Copy the data below exactly, omitting any picture it contains.

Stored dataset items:

______________________________

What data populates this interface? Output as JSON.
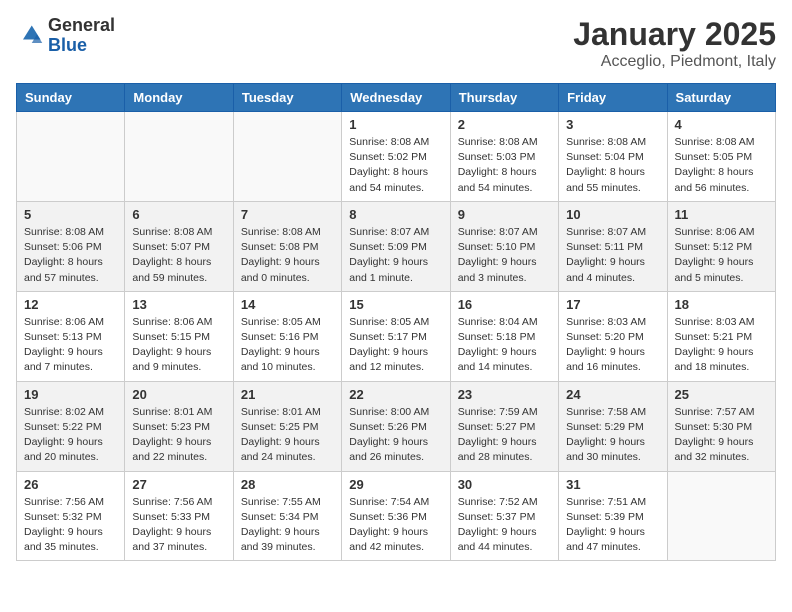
{
  "header": {
    "logo_general": "General",
    "logo_blue": "Blue",
    "month": "January 2025",
    "location": "Acceglio, Piedmont, Italy"
  },
  "weekdays": [
    "Sunday",
    "Monday",
    "Tuesday",
    "Wednesday",
    "Thursday",
    "Friday",
    "Saturday"
  ],
  "weeks": [
    {
      "shaded": false,
      "days": [
        {
          "num": "",
          "text": ""
        },
        {
          "num": "",
          "text": ""
        },
        {
          "num": "",
          "text": ""
        },
        {
          "num": "1",
          "text": "Sunrise: 8:08 AM\nSunset: 5:02 PM\nDaylight: 8 hours\nand 54 minutes."
        },
        {
          "num": "2",
          "text": "Sunrise: 8:08 AM\nSunset: 5:03 PM\nDaylight: 8 hours\nand 54 minutes."
        },
        {
          "num": "3",
          "text": "Sunrise: 8:08 AM\nSunset: 5:04 PM\nDaylight: 8 hours\nand 55 minutes."
        },
        {
          "num": "4",
          "text": "Sunrise: 8:08 AM\nSunset: 5:05 PM\nDaylight: 8 hours\nand 56 minutes."
        }
      ]
    },
    {
      "shaded": true,
      "days": [
        {
          "num": "5",
          "text": "Sunrise: 8:08 AM\nSunset: 5:06 PM\nDaylight: 8 hours\nand 57 minutes."
        },
        {
          "num": "6",
          "text": "Sunrise: 8:08 AM\nSunset: 5:07 PM\nDaylight: 8 hours\nand 59 minutes."
        },
        {
          "num": "7",
          "text": "Sunrise: 8:08 AM\nSunset: 5:08 PM\nDaylight: 9 hours\nand 0 minutes."
        },
        {
          "num": "8",
          "text": "Sunrise: 8:07 AM\nSunset: 5:09 PM\nDaylight: 9 hours\nand 1 minute."
        },
        {
          "num": "9",
          "text": "Sunrise: 8:07 AM\nSunset: 5:10 PM\nDaylight: 9 hours\nand 3 minutes."
        },
        {
          "num": "10",
          "text": "Sunrise: 8:07 AM\nSunset: 5:11 PM\nDaylight: 9 hours\nand 4 minutes."
        },
        {
          "num": "11",
          "text": "Sunrise: 8:06 AM\nSunset: 5:12 PM\nDaylight: 9 hours\nand 5 minutes."
        }
      ]
    },
    {
      "shaded": false,
      "days": [
        {
          "num": "12",
          "text": "Sunrise: 8:06 AM\nSunset: 5:13 PM\nDaylight: 9 hours\nand 7 minutes."
        },
        {
          "num": "13",
          "text": "Sunrise: 8:06 AM\nSunset: 5:15 PM\nDaylight: 9 hours\nand 9 minutes."
        },
        {
          "num": "14",
          "text": "Sunrise: 8:05 AM\nSunset: 5:16 PM\nDaylight: 9 hours\nand 10 minutes."
        },
        {
          "num": "15",
          "text": "Sunrise: 8:05 AM\nSunset: 5:17 PM\nDaylight: 9 hours\nand 12 minutes."
        },
        {
          "num": "16",
          "text": "Sunrise: 8:04 AM\nSunset: 5:18 PM\nDaylight: 9 hours\nand 14 minutes."
        },
        {
          "num": "17",
          "text": "Sunrise: 8:03 AM\nSunset: 5:20 PM\nDaylight: 9 hours\nand 16 minutes."
        },
        {
          "num": "18",
          "text": "Sunrise: 8:03 AM\nSunset: 5:21 PM\nDaylight: 9 hours\nand 18 minutes."
        }
      ]
    },
    {
      "shaded": true,
      "days": [
        {
          "num": "19",
          "text": "Sunrise: 8:02 AM\nSunset: 5:22 PM\nDaylight: 9 hours\nand 20 minutes."
        },
        {
          "num": "20",
          "text": "Sunrise: 8:01 AM\nSunset: 5:23 PM\nDaylight: 9 hours\nand 22 minutes."
        },
        {
          "num": "21",
          "text": "Sunrise: 8:01 AM\nSunset: 5:25 PM\nDaylight: 9 hours\nand 24 minutes."
        },
        {
          "num": "22",
          "text": "Sunrise: 8:00 AM\nSunset: 5:26 PM\nDaylight: 9 hours\nand 26 minutes."
        },
        {
          "num": "23",
          "text": "Sunrise: 7:59 AM\nSunset: 5:27 PM\nDaylight: 9 hours\nand 28 minutes."
        },
        {
          "num": "24",
          "text": "Sunrise: 7:58 AM\nSunset: 5:29 PM\nDaylight: 9 hours\nand 30 minutes."
        },
        {
          "num": "25",
          "text": "Sunrise: 7:57 AM\nSunset: 5:30 PM\nDaylight: 9 hours\nand 32 minutes."
        }
      ]
    },
    {
      "shaded": false,
      "days": [
        {
          "num": "26",
          "text": "Sunrise: 7:56 AM\nSunset: 5:32 PM\nDaylight: 9 hours\nand 35 minutes."
        },
        {
          "num": "27",
          "text": "Sunrise: 7:56 AM\nSunset: 5:33 PM\nDaylight: 9 hours\nand 37 minutes."
        },
        {
          "num": "28",
          "text": "Sunrise: 7:55 AM\nSunset: 5:34 PM\nDaylight: 9 hours\nand 39 minutes."
        },
        {
          "num": "29",
          "text": "Sunrise: 7:54 AM\nSunset: 5:36 PM\nDaylight: 9 hours\nand 42 minutes."
        },
        {
          "num": "30",
          "text": "Sunrise: 7:52 AM\nSunset: 5:37 PM\nDaylight: 9 hours\nand 44 minutes."
        },
        {
          "num": "31",
          "text": "Sunrise: 7:51 AM\nSunset: 5:39 PM\nDaylight: 9 hours\nand 47 minutes."
        },
        {
          "num": "",
          "text": ""
        }
      ]
    }
  ]
}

______________________________

Reply.
What data populates this interface? Output as JSON.
{
  "header": {
    "logo_general": "General",
    "logo_blue": "Blue",
    "month": "January 2025",
    "location": "Acceglio, Piedmont, Italy"
  },
  "weekdays": [
    "Sunday",
    "Monday",
    "Tuesday",
    "Wednesday",
    "Thursday",
    "Friday",
    "Saturday"
  ],
  "weeks": [
    {
      "shaded": false,
      "days": [
        {
          "num": "",
          "text": ""
        },
        {
          "num": "",
          "text": ""
        },
        {
          "num": "",
          "text": ""
        },
        {
          "num": "1",
          "text": "Sunrise: 8:08 AM\nSunset: 5:02 PM\nDaylight: 8 hours\nand 54 minutes."
        },
        {
          "num": "2",
          "text": "Sunrise: 8:08 AM\nSunset: 5:03 PM\nDaylight: 8 hours\nand 54 minutes."
        },
        {
          "num": "3",
          "text": "Sunrise: 8:08 AM\nSunset: 5:04 PM\nDaylight: 8 hours\nand 55 minutes."
        },
        {
          "num": "4",
          "text": "Sunrise: 8:08 AM\nSunset: 5:05 PM\nDaylight: 8 hours\nand 56 minutes."
        }
      ]
    },
    {
      "shaded": true,
      "days": [
        {
          "num": "5",
          "text": "Sunrise: 8:08 AM\nSunset: 5:06 PM\nDaylight: 8 hours\nand 57 minutes."
        },
        {
          "num": "6",
          "text": "Sunrise: 8:08 AM\nSunset: 5:07 PM\nDaylight: 8 hours\nand 59 minutes."
        },
        {
          "num": "7",
          "text": "Sunrise: 8:08 AM\nSunset: 5:08 PM\nDaylight: 9 hours\nand 0 minutes."
        },
        {
          "num": "8",
          "text": "Sunrise: 8:07 AM\nSunset: 5:09 PM\nDaylight: 9 hours\nand 1 minute."
        },
        {
          "num": "9",
          "text": "Sunrise: 8:07 AM\nSunset: 5:10 PM\nDaylight: 9 hours\nand 3 minutes."
        },
        {
          "num": "10",
          "text": "Sunrise: 8:07 AM\nSunset: 5:11 PM\nDaylight: 9 hours\nand 4 minutes."
        },
        {
          "num": "11",
          "text": "Sunrise: 8:06 AM\nSunset: 5:12 PM\nDaylight: 9 hours\nand 5 minutes."
        }
      ]
    },
    {
      "shaded": false,
      "days": [
        {
          "num": "12",
          "text": "Sunrise: 8:06 AM\nSunset: 5:13 PM\nDaylight: 9 hours\nand 7 minutes."
        },
        {
          "num": "13",
          "text": "Sunrise: 8:06 AM\nSunset: 5:15 PM\nDaylight: 9 hours\nand 9 minutes."
        },
        {
          "num": "14",
          "text": "Sunrise: 8:05 AM\nSunset: 5:16 PM\nDaylight: 9 hours\nand 10 minutes."
        },
        {
          "num": "15",
          "text": "Sunrise: 8:05 AM\nSunset: 5:17 PM\nDaylight: 9 hours\nand 12 minutes."
        },
        {
          "num": "16",
          "text": "Sunrise: 8:04 AM\nSunset: 5:18 PM\nDaylight: 9 hours\nand 14 minutes."
        },
        {
          "num": "17",
          "text": "Sunrise: 8:03 AM\nSunset: 5:20 PM\nDaylight: 9 hours\nand 16 minutes."
        },
        {
          "num": "18",
          "text": "Sunrise: 8:03 AM\nSunset: 5:21 PM\nDaylight: 9 hours\nand 18 minutes."
        }
      ]
    },
    {
      "shaded": true,
      "days": [
        {
          "num": "19",
          "text": "Sunrise: 8:02 AM\nSunset: 5:22 PM\nDaylight: 9 hours\nand 20 minutes."
        },
        {
          "num": "20",
          "text": "Sunrise: 8:01 AM\nSunset: 5:23 PM\nDaylight: 9 hours\nand 22 minutes."
        },
        {
          "num": "21",
          "text": "Sunrise: 8:01 AM\nSunset: 5:25 PM\nDaylight: 9 hours\nand 24 minutes."
        },
        {
          "num": "22",
          "text": "Sunrise: 8:00 AM\nSunset: 5:26 PM\nDaylight: 9 hours\nand 26 minutes."
        },
        {
          "num": "23",
          "text": "Sunrise: 7:59 AM\nSunset: 5:27 PM\nDaylight: 9 hours\nand 28 minutes."
        },
        {
          "num": "24",
          "text": "Sunrise: 7:58 AM\nSunset: 5:29 PM\nDaylight: 9 hours\nand 30 minutes."
        },
        {
          "num": "25",
          "text": "Sunrise: 7:57 AM\nSunset: 5:30 PM\nDaylight: 9 hours\nand 32 minutes."
        }
      ]
    },
    {
      "shaded": false,
      "days": [
        {
          "num": "26",
          "text": "Sunrise: 7:56 AM\nSunset: 5:32 PM\nDaylight: 9 hours\nand 35 minutes."
        },
        {
          "num": "27",
          "text": "Sunrise: 7:56 AM\nSunset: 5:33 PM\nDaylight: 9 hours\nand 37 minutes."
        },
        {
          "num": "28",
          "text": "Sunrise: 7:55 AM\nSunset: 5:34 PM\nDaylight: 9 hours\nand 39 minutes."
        },
        {
          "num": "29",
          "text": "Sunrise: 7:54 AM\nSunset: 5:36 PM\nDaylight: 9 hours\nand 42 minutes."
        },
        {
          "num": "30",
          "text": "Sunrise: 7:52 AM\nSunset: 5:37 PM\nDaylight: 9 hours\nand 44 minutes."
        },
        {
          "num": "31",
          "text": "Sunrise: 7:51 AM\nSunset: 5:39 PM\nDaylight: 9 hours\nand 47 minutes."
        },
        {
          "num": "",
          "text": ""
        }
      ]
    }
  ]
}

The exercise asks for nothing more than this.